Dataset entries on figures
* * * * *

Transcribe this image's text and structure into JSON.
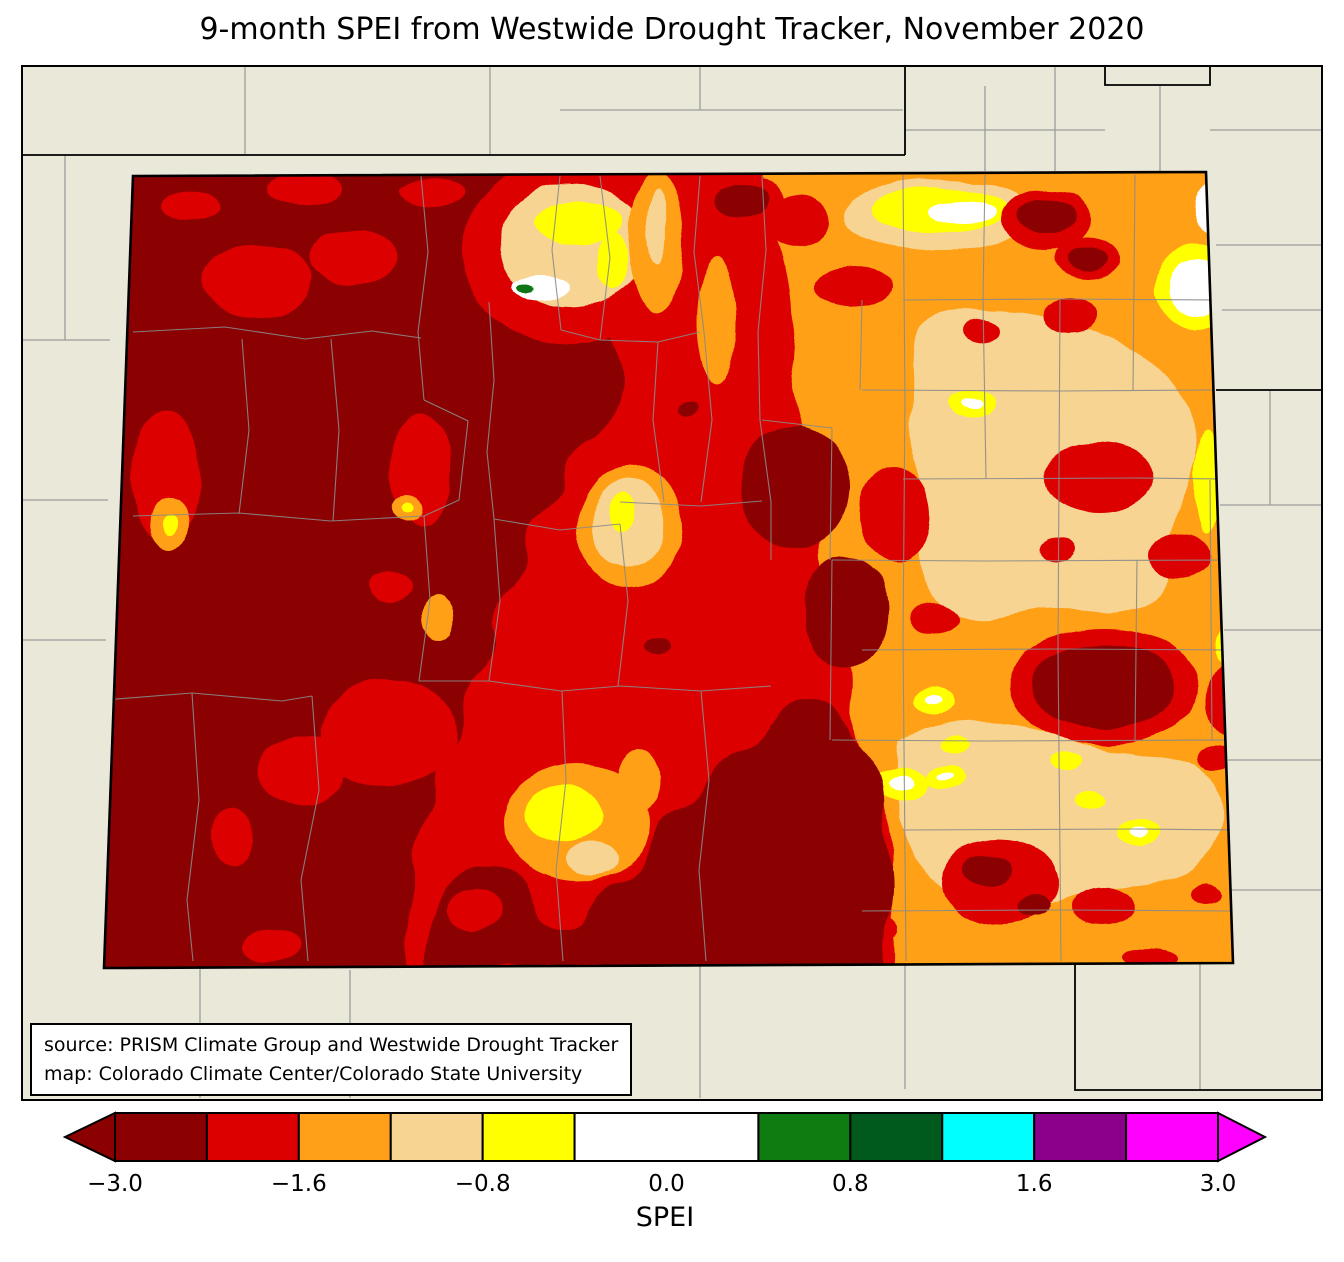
{
  "title": "9-month SPEI from Westwide Drought Tracker, November 2020",
  "source_box": {
    "line1": "source: PRISM Climate Group and Westwide Drought Tracker",
    "line2": "map: Colorado Climate Center/Colorado State University"
  },
  "map": {
    "region": "Colorado",
    "background": "#eae8d8",
    "border_color": "#000000",
    "county_line_color": "#8a8a8a",
    "neighbor_county_line_color": "#9c9c9c",
    "palette": {
      "darkred": "#8b0000",
      "red": "#dd0000",
      "orange": "#ffa018",
      "tan": "#f7d492",
      "yellow": "#ffff00",
      "white": "#ffffff",
      "green": "#0d7512"
    }
  },
  "colorbar": {
    "label": "SPEI",
    "total_units": 12,
    "segments": [
      {
        "color": "#8b0000",
        "units": 1
      },
      {
        "color": "#dd0000",
        "units": 1
      },
      {
        "color": "#ffa018",
        "units": 1
      },
      {
        "color": "#f7d492",
        "units": 1
      },
      {
        "color": "#ffff00",
        "units": 1
      },
      {
        "color": "#ffffff",
        "units": 2
      },
      {
        "color": "#0e7c10",
        "units": 1
      },
      {
        "color": "#005a1e",
        "units": 1
      },
      {
        "color": "#00ffff",
        "units": 1
      },
      {
        "color": "#8b008b",
        "units": 1
      },
      {
        "color": "#ff00ff",
        "units": 1
      }
    ],
    "arrow_left_color": "#8b0000",
    "arrow_right_color": "#ff00ff",
    "ticks": [
      {
        "pos": 0,
        "label": "−3.0"
      },
      {
        "pos": 2,
        "label": "−1.6"
      },
      {
        "pos": 4,
        "label": "−0.8"
      },
      {
        "pos": 6,
        "label": "0.0"
      },
      {
        "pos": 8,
        "label": "0.8"
      },
      {
        "pos": 10,
        "label": "1.6"
      },
      {
        "pos": 12,
        "label": "3.0"
      }
    ]
  }
}
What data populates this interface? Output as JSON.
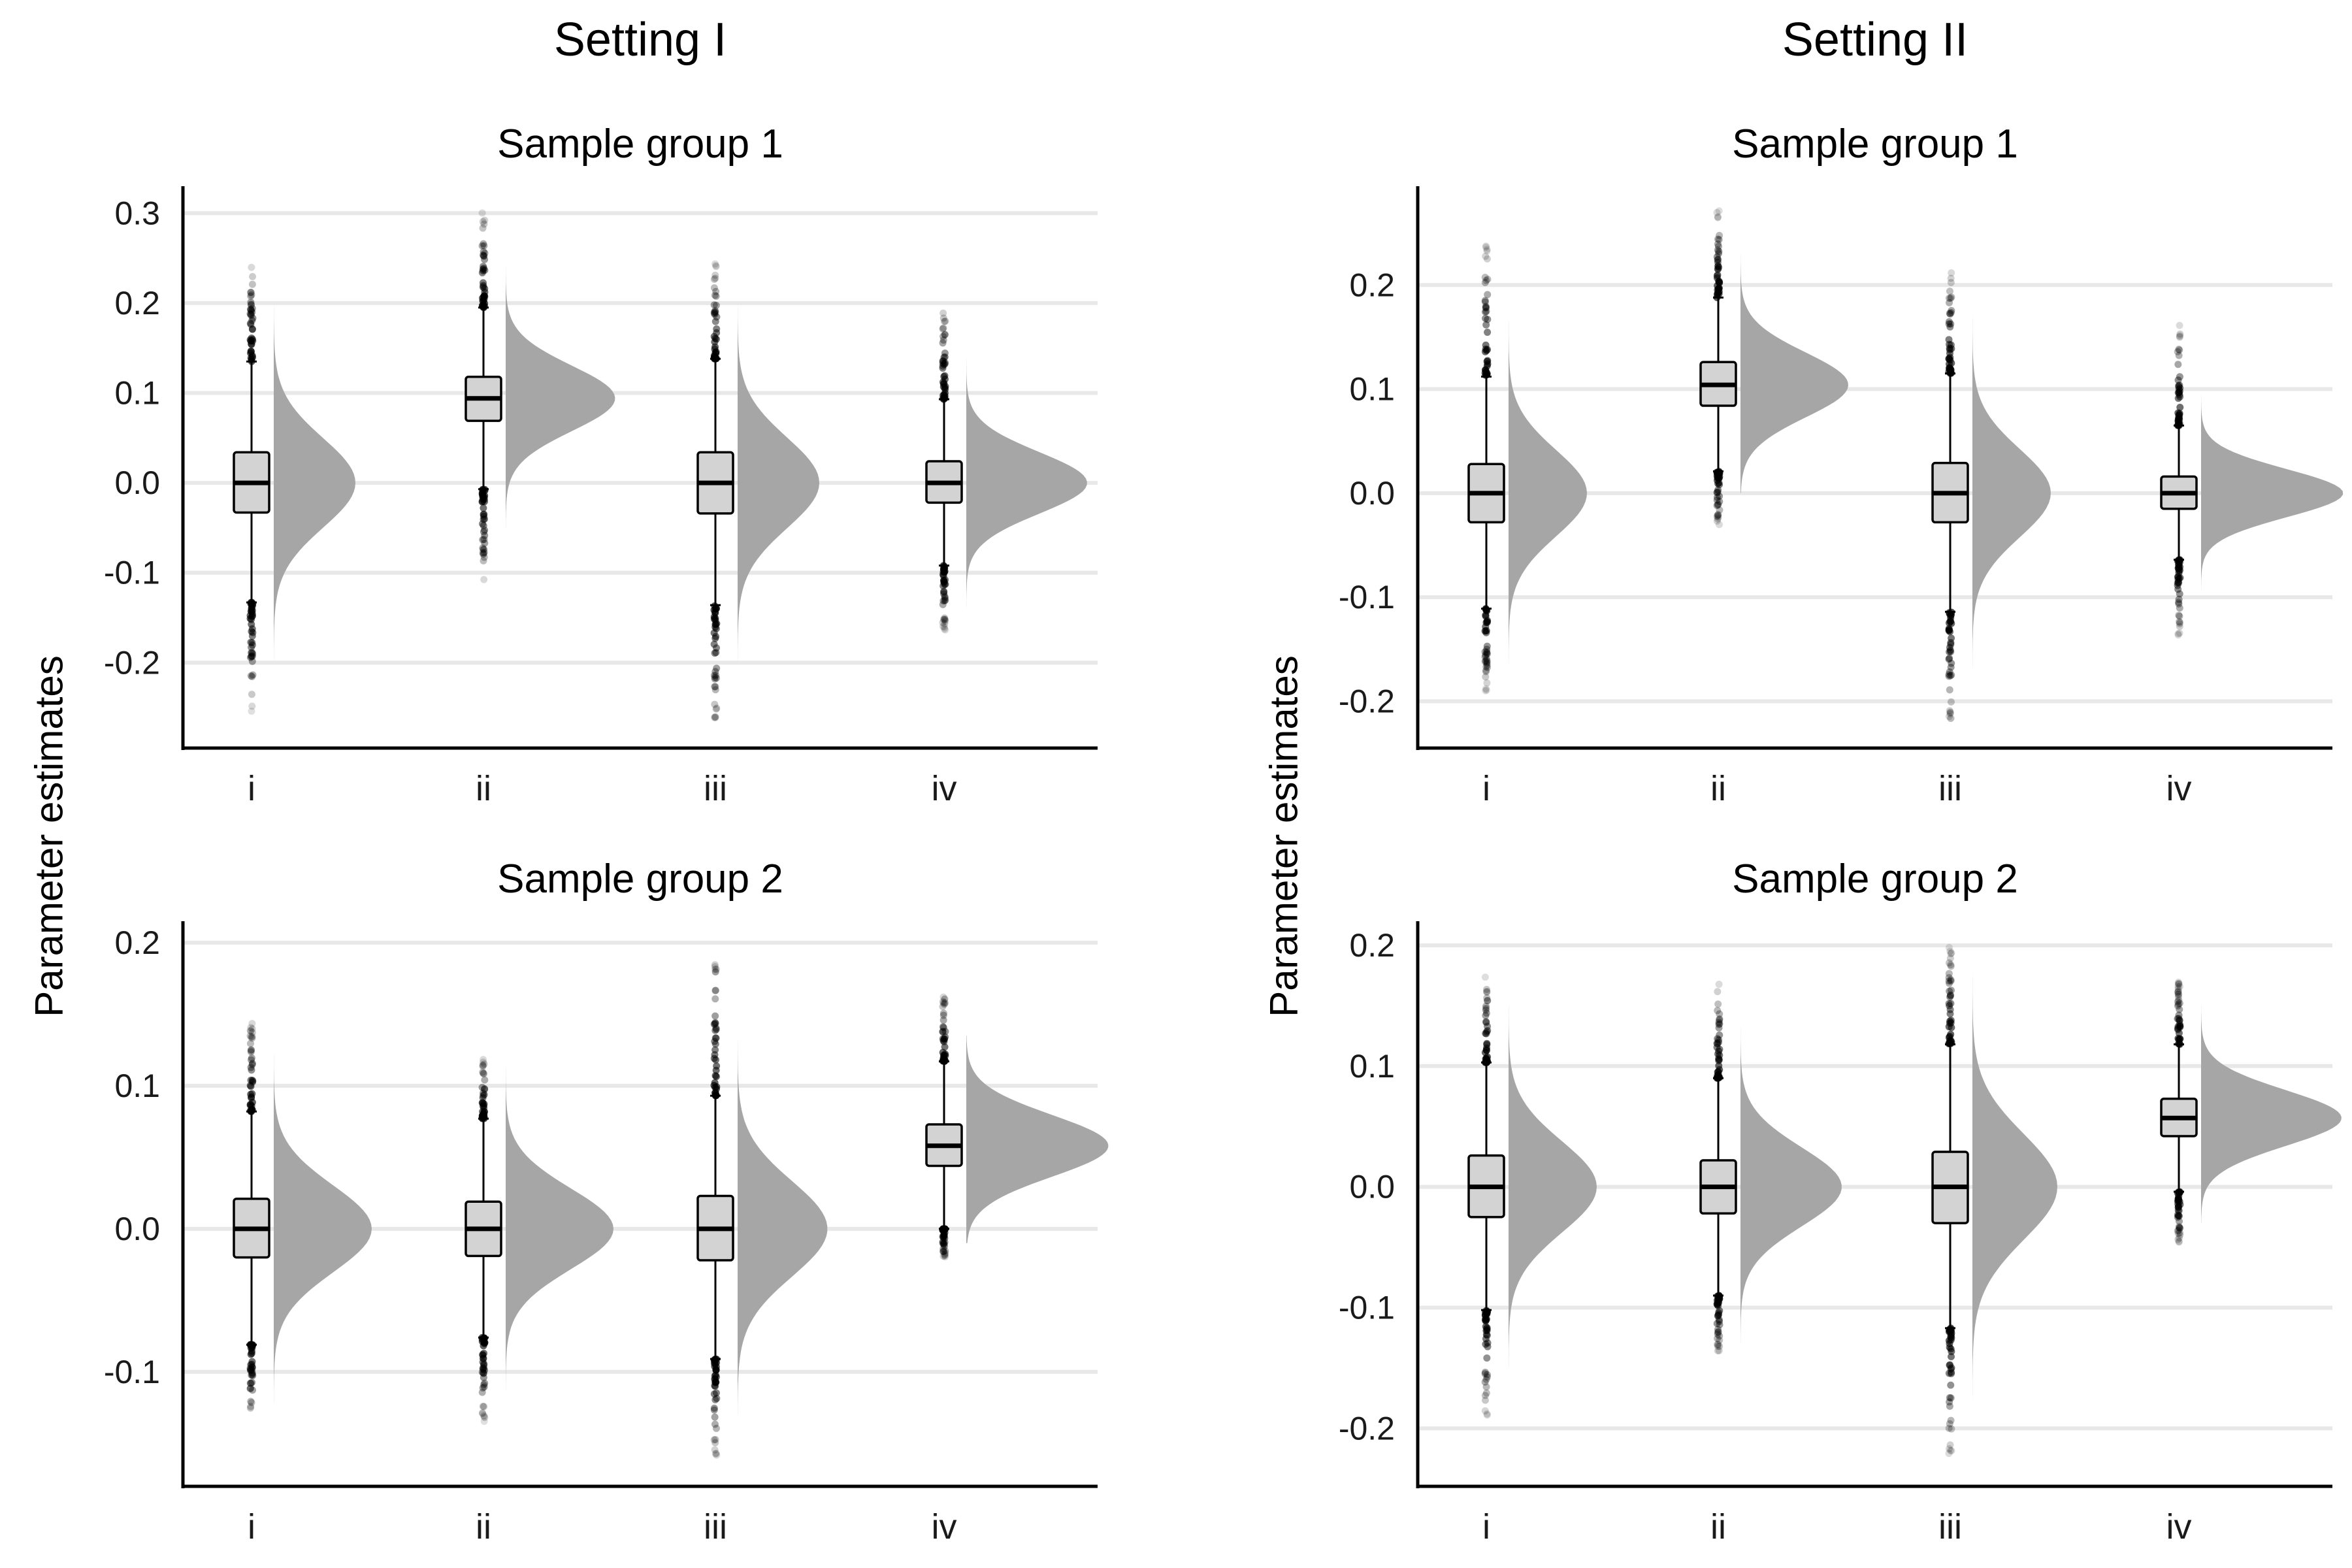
{
  "figure": {
    "settings": [
      {
        "title": "Setting I"
      },
      {
        "title": "Setting II"
      }
    ],
    "ylabel": "Parameter estimates",
    "group_titles": [
      "Sample group 1",
      "Sample group 2"
    ],
    "colors": {
      "box_fill": "#d3d3d3",
      "density_fill": "#a6a6a6",
      "gridline": "#e8e8e8",
      "axis": "#000000",
      "outlier": "#000000"
    }
  },
  "chart_data": [
    {
      "type": "raincloud",
      "setting": "Setting I",
      "title": "Sample group 1",
      "xlabel": "",
      "ylabel": "Parameter estimates",
      "categories": [
        "i",
        "ii",
        "iii",
        "iv"
      ],
      "ylim": [
        -0.295,
        0.33
      ],
      "yticks": [
        -0.2,
        -0.1,
        0.0,
        0.1,
        0.2,
        0.3
      ],
      "ytick_labels": [
        "-0.2",
        "-0.1",
        "0.0",
        "0.1",
        "0.2",
        "0.3"
      ],
      "boxes": [
        {
          "median": 0.0,
          "q1": -0.033,
          "q3": 0.034,
          "whisker_low": -0.133,
          "whisker_high": 0.135,
          "min": -0.255,
          "max": 0.245,
          "density_height": 0.5,
          "density_low": -0.2,
          "density_high": 0.2
        },
        {
          "median": 0.094,
          "q1": 0.069,
          "q3": 0.118,
          "whisker_low": -0.007,
          "whisker_high": 0.195,
          "min": -0.113,
          "max": 0.305,
          "density_height": 0.67,
          "density_low": -0.05,
          "density_high": 0.24
        },
        {
          "median": 0.0,
          "q1": -0.034,
          "q3": 0.034,
          "whisker_low": -0.136,
          "whisker_high": 0.138,
          "min": -0.27,
          "max": 0.245,
          "density_height": 0.5,
          "density_low": -0.2,
          "density_high": 0.2
        },
        {
          "median": 0.0,
          "q1": -0.022,
          "q3": 0.024,
          "whisker_low": -0.092,
          "whisker_high": 0.093,
          "min": -0.165,
          "max": 0.2,
          "density_height": 0.74,
          "density_low": -0.14,
          "density_high": 0.15
        }
      ]
    },
    {
      "type": "raincloud",
      "setting": "Setting I",
      "title": "Sample group 2",
      "xlabel": "",
      "ylabel": "Parameter estimates",
      "categories": [
        "i",
        "ii",
        "iii",
        "iv"
      ],
      "ylim": [
        -0.18,
        0.215
      ],
      "yticks": [
        -0.1,
        0.0,
        0.1,
        0.2
      ],
      "ytick_labels": [
        "-0.1",
        "0.0",
        "0.1",
        "0.2"
      ],
      "boxes": [
        {
          "median": 0.0,
          "q1": -0.02,
          "q3": 0.021,
          "whisker_low": -0.081,
          "whisker_high": 0.082,
          "min": -0.135,
          "max": 0.147,
          "density_height": 0.6,
          "density_low": -0.13,
          "density_high": 0.13
        },
        {
          "median": 0.0,
          "q1": -0.019,
          "q3": 0.019,
          "whisker_low": -0.076,
          "whisker_high": 0.077,
          "min": -0.135,
          "max": 0.12,
          "density_height": 0.66,
          "density_low": -0.12,
          "density_high": 0.12
        },
        {
          "median": 0.0,
          "q1": -0.022,
          "q3": 0.023,
          "whisker_low": -0.091,
          "whisker_high": 0.093,
          "min": -0.162,
          "max": 0.197,
          "density_height": 0.55,
          "density_low": -0.13,
          "density_high": 0.14
        },
        {
          "median": 0.058,
          "q1": 0.044,
          "q3": 0.073,
          "whisker_low": 0.0,
          "whisker_high": 0.117,
          "min": -0.022,
          "max": 0.165,
          "density_height": 0.87,
          "density_low": -0.01,
          "density_high": 0.135
        }
      ]
    },
    {
      "type": "raincloud",
      "setting": "Setting II",
      "title": "Sample group 1",
      "xlabel": "",
      "ylabel": "Parameter estimates",
      "categories": [
        "i",
        "ii",
        "iii",
        "iv"
      ],
      "ylim": [
        -0.245,
        0.295
      ],
      "yticks": [
        -0.2,
        -0.1,
        0.0,
        0.1,
        0.2
      ],
      "ytick_labels": [
        "-0.2",
        "-0.1",
        "0.0",
        "0.1",
        "0.2"
      ],
      "boxes": [
        {
          "median": 0.0,
          "q1": -0.028,
          "q3": 0.028,
          "whisker_low": -0.111,
          "whisker_high": 0.112,
          "min": -0.19,
          "max": 0.24,
          "density_height": 0.48,
          "density_low": -0.17,
          "density_high": 0.18
        },
        {
          "median": 0.104,
          "q1": 0.084,
          "q3": 0.126,
          "whisker_low": 0.021,
          "whisker_high": 0.188,
          "min": -0.032,
          "max": 0.272,
          "density_height": 0.66,
          "density_low": 0.0,
          "density_high": 0.25
        },
        {
          "median": 0.0,
          "q1": -0.028,
          "q3": 0.029,
          "whisker_low": -0.114,
          "whisker_high": 0.115,
          "min": -0.222,
          "max": 0.218,
          "density_height": 0.48,
          "density_low": -0.19,
          "density_high": 0.2
        },
        {
          "median": 0.0,
          "q1": -0.015,
          "q3": 0.016,
          "whisker_low": -0.064,
          "whisker_high": 0.065,
          "min": -0.138,
          "max": 0.165,
          "density_height": 0.87,
          "density_low": -0.12,
          "density_high": 0.13
        }
      ]
    },
    {
      "type": "raincloud",
      "setting": "Setting II",
      "title": "Sample group 2",
      "xlabel": "",
      "ylabel": "Parameter estimates",
      "categories": [
        "i",
        "ii",
        "iii",
        "iv"
      ],
      "ylim": [
        -0.248,
        0.22
      ],
      "yticks": [
        -0.2,
        -0.1,
        0.0,
        0.1,
        0.2
      ],
      "ytick_labels": [
        "-0.2",
        "-0.1",
        "0.0",
        "0.1",
        "0.2"
      ],
      "boxes": [
        {
          "median": 0.0,
          "q1": -0.025,
          "q3": 0.026,
          "whisker_low": -0.102,
          "whisker_high": 0.103,
          "min": -0.192,
          "max": 0.175,
          "density_height": 0.54,
          "density_low": -0.15,
          "density_high": 0.15
        },
        {
          "median": 0.0,
          "q1": -0.022,
          "q3": 0.022,
          "whisker_low": -0.09,
          "whisker_high": 0.09,
          "min": -0.14,
          "max": 0.17,
          "density_height": 0.62,
          "density_low": -0.13,
          "density_high": 0.14
        },
        {
          "median": 0.0,
          "q1": -0.03,
          "q3": 0.029,
          "whisker_low": -0.117,
          "whisker_high": 0.118,
          "min": -0.225,
          "max": 0.2,
          "density_height": 0.52,
          "density_low": -0.18,
          "density_high": 0.19
        },
        {
          "median": 0.057,
          "q1": 0.042,
          "q3": 0.073,
          "whisker_low": -0.004,
          "whisker_high": 0.118,
          "min": -0.048,
          "max": 0.17,
          "density_height": 0.86,
          "density_low": -0.03,
          "density_high": 0.15
        }
      ]
    }
  ]
}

* * * * *

▶ Written request
In the records above, collect each line with "JSON".

▶ Exercise result
Transcribe this image's text and structure into JSON.
What data populates this interface? Output as JSON.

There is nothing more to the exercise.